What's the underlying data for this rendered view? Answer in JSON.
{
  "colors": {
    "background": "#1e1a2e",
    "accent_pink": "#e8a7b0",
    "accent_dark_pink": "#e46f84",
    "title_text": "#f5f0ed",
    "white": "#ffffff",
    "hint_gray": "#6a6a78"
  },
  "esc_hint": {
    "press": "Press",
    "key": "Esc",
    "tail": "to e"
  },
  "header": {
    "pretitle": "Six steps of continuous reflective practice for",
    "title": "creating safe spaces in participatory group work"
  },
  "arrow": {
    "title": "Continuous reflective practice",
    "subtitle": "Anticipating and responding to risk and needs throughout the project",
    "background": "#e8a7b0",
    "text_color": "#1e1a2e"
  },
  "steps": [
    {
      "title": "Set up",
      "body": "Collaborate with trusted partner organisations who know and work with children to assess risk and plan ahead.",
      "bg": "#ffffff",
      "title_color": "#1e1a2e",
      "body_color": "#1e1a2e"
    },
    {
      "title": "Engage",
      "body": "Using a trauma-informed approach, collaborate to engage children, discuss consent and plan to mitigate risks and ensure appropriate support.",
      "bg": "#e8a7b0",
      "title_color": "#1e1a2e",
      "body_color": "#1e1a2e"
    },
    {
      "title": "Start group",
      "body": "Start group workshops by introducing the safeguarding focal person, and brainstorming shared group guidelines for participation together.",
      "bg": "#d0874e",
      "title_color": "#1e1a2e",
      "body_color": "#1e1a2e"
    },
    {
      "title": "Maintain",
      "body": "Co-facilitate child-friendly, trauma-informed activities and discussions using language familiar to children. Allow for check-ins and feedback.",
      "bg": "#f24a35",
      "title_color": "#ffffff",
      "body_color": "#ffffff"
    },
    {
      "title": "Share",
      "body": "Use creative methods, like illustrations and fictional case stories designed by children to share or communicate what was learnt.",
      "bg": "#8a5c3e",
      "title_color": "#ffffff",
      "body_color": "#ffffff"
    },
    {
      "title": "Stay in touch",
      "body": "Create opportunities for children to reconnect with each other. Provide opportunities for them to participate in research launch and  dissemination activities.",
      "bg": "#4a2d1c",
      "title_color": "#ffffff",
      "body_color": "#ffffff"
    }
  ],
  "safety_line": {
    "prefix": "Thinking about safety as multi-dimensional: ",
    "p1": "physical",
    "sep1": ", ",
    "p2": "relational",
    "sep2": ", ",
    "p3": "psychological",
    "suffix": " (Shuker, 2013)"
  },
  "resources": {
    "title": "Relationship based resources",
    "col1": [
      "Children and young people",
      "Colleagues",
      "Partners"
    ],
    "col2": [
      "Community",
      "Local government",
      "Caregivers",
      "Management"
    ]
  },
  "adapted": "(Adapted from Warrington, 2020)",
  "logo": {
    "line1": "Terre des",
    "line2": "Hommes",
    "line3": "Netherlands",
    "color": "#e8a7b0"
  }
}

Task directions -> Check every line of the listing for the string "activities" and report how many lines have it, as a number alone.

Exercise solution -> 2